**Input records:**
# # # # # # #

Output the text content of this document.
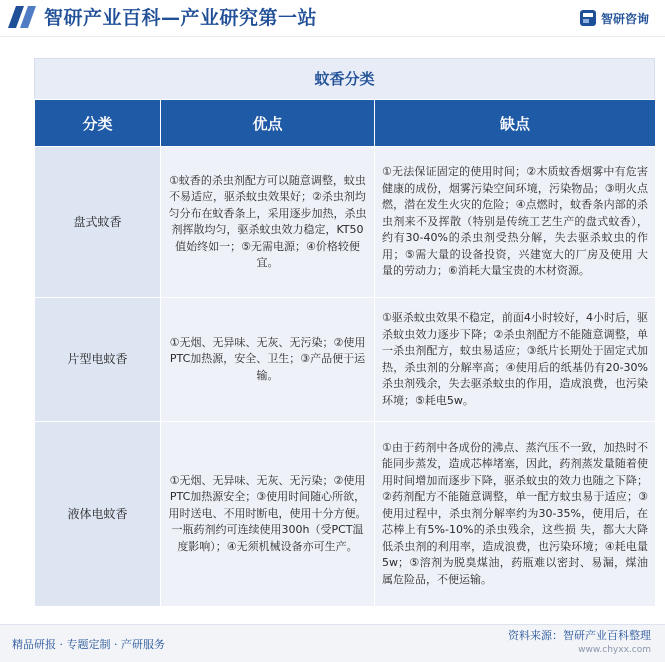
智研产业百科—产业研究第一站	智研咨询
蚊香分类
分类	优点	缺点
盘式蚊香	①蚊香的杀虫剂配方可以随意调整，蚊虫不易适应，驱杀蚊虫效果好；②杀虫剂均匀分布在蚊香条上，采用逐步加热，杀虫剂挥散均匀，驱杀蚊虫效力稳定，KT50值始终如一；⑤无需电源；④价格较便宜。	①无法保证固定的使用时间；②木质蚊香烟雾中有危害健康的成份，烟雾污染空间环境，污染物品；③明火点燃，潜在发生火灾的危险；④点燃时，蚊香条内部的杀虫剂来不及挥散（特别是传统工艺生产的盘式蚊香），约有30-40%的杀虫剂受热分解，失去驱杀蚊虫的作用；⑤需大量的设备投资，兴建宽大的厂房及使用 大量的劳动力；⑥消耗大量宝贵的木材资源。
片型电蚊香	①无烟、无异味、无灰、无污染；②使用PTC加热源，安全、卫生；③产品便于运输。	①驱杀蚊虫效果不稳定，前面4小时较好，4小时后，驱杀蚊虫效力逐步下降；②杀虫剂配方不能随意调整，单一杀虫剂配方，蚊虫易适应；③纸片长期处于固定式加热，杀虫剂的分解率高；④使用后的纸基仍有20-30%杀虫剂残余，失去驱杀蚊虫的作用，造成浪费，也污染环境；⑤耗电5w。
液体电蚊香	①无烟、无异味、无灰、无污染；②使用PTC加热源安全；③使用时间随心所欲，用时送电、不用时断电，使用十分方便。一瓶药剂约可连续使用300h（受PCT温度影响）；④无须机械设备亦可生产。	①由于药剂中各成份的沸点、蒸汽压不一致，加热时不能同步蒸发，造成芯棒堵塞，因此，药剂蒸发量随着使用时间增加而逐步下降，驱杀蚊虫的效力也随之下降；②药剂配方不能随意调整，单一配方蚊虫易于适应；③使用过程中，杀虫剂分解率约为30-35%，使用后，在芯棒上有5%-10%的杀虫残余，这些损 失，都大大降低杀虫剂的利用率，造成浪费，也污染环境；④耗电量5w；⑤溶剂为脱臭煤油，药瓶难以密封、易漏，煤油属危险品，不便运输。
精品研报 · 专题定制 · 产研服务
资料来源：智研产业百科整理
www.chyxx.com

# # # # # # #

**Exercise requirements:** Copy out each line word for word, please, skipping the images.

**Worked solution:**
Output the text content of this document.
智研产业百科—产业研究第一站	智研咨询
蚊香分类
分类	优点	缺点
盘式蚊香	①蚊香的杀虫剂配方可以随意调整，蚊虫不易适应，驱杀蚊虫效果好；②杀虫剂均匀分布在蚊香条上，采用逐步加热，杀虫剂挥散均匀，驱杀蚊虫效力稳定，KT50值始终如一；⑤无需电源；④价格较便宜。	①无法保证固定的使用时间；②木质蚊香烟雾中有危害健康的成份，烟雾污染空间环境，污染物品；③明火点燃，潜在发生火灾的危险；④点燃时，蚊香条内部的杀虫剂来不及挥散（特别是传统工艺生产的盘式蚊香），约有30-40%的杀虫剂受热分解，失去驱杀蚊虫的作用；⑤需大量的设备投资，兴建宽大的厂房及使用 大量的劳动力；⑥消耗大量宝贵的木材资源。
片型电蚊香	①无烟、无异味、无灰、无污染；②使用PTC加热源，安全、卫生；③产品便于运输。	①驱杀蚊虫效果不稳定，前面4小时较好，4小时后，驱杀蚊虫效力逐步下降；②杀虫剂配方不能随意调整，单一杀虫剂配方，蚊虫易适应；③纸片长期处于固定式加热，杀虫剂的分解率高；④使用后的纸基仍有20-30%杀虫剂残余，失去驱杀蚊虫的作用，造成浪费，也污染环境；⑤耗电5w。
液体电蚊香	①无烟、无异味、无灰、无污染；②使用PTC加热源安全；③使用时间随心所欲，用时送电、不用时断电，使用十分方便。一瓶药剂约可连续使用300h（受PCT温度影响）；④无须机械设备亦可生产。	①由于药剂中各成份的沸点、蒸汽压不一致，加热时不能同步蒸发，造成芯棒堵塞，因此，药剂蒸发量随着使用时间增加而逐步下降，驱杀蚊虫的效力也随之下降；②药剂配方不能随意调整，单一配方蚊虫易于适应；③使用过程中，杀虫剂分解率约为30-35%，使用后，在芯棒上有5%-10%的杀虫残余，这些损 失，都大大降低杀虫剂的利用率，造成浪费，也污染环境；④耗电量5w；⑤溶剂为脱臭煤油，药瓶难以密封、易漏，煤油属危险品，不便运输。
精品研报 · 专题定制 · 产研服务
资料来源：智研产业百科整理
www.chyxx.com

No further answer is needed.